• 任务要求: 将下面的全部数据逐行排成编号列表，空行略去不计。

带标注框的数据:
__________

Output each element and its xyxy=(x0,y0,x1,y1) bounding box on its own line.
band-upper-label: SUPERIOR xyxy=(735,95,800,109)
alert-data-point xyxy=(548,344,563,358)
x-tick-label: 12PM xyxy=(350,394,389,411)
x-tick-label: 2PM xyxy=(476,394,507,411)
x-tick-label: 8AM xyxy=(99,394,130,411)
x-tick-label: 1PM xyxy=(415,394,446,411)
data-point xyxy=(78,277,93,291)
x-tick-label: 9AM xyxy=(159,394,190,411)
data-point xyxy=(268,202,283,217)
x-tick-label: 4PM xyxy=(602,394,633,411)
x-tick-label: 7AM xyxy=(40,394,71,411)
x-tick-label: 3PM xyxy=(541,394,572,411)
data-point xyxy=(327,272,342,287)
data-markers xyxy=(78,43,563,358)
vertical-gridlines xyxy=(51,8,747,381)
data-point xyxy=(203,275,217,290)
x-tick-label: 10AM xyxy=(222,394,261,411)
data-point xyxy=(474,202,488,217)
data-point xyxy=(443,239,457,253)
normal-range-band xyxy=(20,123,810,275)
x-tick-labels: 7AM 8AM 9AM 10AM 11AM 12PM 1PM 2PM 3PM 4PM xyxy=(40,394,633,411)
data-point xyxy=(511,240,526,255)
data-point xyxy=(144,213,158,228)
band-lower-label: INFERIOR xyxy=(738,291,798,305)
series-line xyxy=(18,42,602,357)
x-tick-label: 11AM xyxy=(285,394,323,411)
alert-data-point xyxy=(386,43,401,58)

__________

• 解答示例:
1. Output each element and its xyxy=(x0,y0,x1,y1) bounding box on its own line.
2. band-upper-label: SUPERIOR xyxy=(735,95,800,109)
3. alert-data-point xyxy=(548,344,563,358)
4. x-tick-label: 12PM xyxy=(350,394,389,411)
5. x-tick-label: 2PM xyxy=(476,394,507,411)
6. x-tick-label: 8AM xyxy=(99,394,130,411)
7. x-tick-label: 1PM xyxy=(415,394,446,411)
8. data-point xyxy=(78,277,93,291)
9. x-tick-label: 9AM xyxy=(159,394,190,411)
10. data-point xyxy=(268,202,283,217)
11. x-tick-label: 4PM xyxy=(602,394,633,411)
12. x-tick-label: 7AM xyxy=(40,394,71,411)
13. x-tick-label: 3PM xyxy=(541,394,572,411)
14. data-point xyxy=(327,272,342,287)
15. data-markers xyxy=(78,43,563,358)
16. vertical-gridlines xyxy=(51,8,747,381)
17. data-point xyxy=(203,275,217,290)
18. x-tick-label: 10AM xyxy=(222,394,261,411)
19. data-point xyxy=(474,202,488,217)
20. data-point xyxy=(443,239,457,253)
21. normal-range-band xyxy=(20,123,810,275)
22. x-tick-labels: 7AM 8AM 9AM 10AM 11AM 12PM 1PM 2PM 3PM 4PM xyxy=(40,394,633,411)
23. data-point xyxy=(511,240,526,255)
24. data-point xyxy=(144,213,158,228)
25. band-lower-label: INFERIOR xyxy=(738,291,798,305)
26. series-line xyxy=(18,42,602,357)
27. x-tick-label: 11AM xyxy=(285,394,323,411)
28. alert-data-point xyxy=(386,43,401,58)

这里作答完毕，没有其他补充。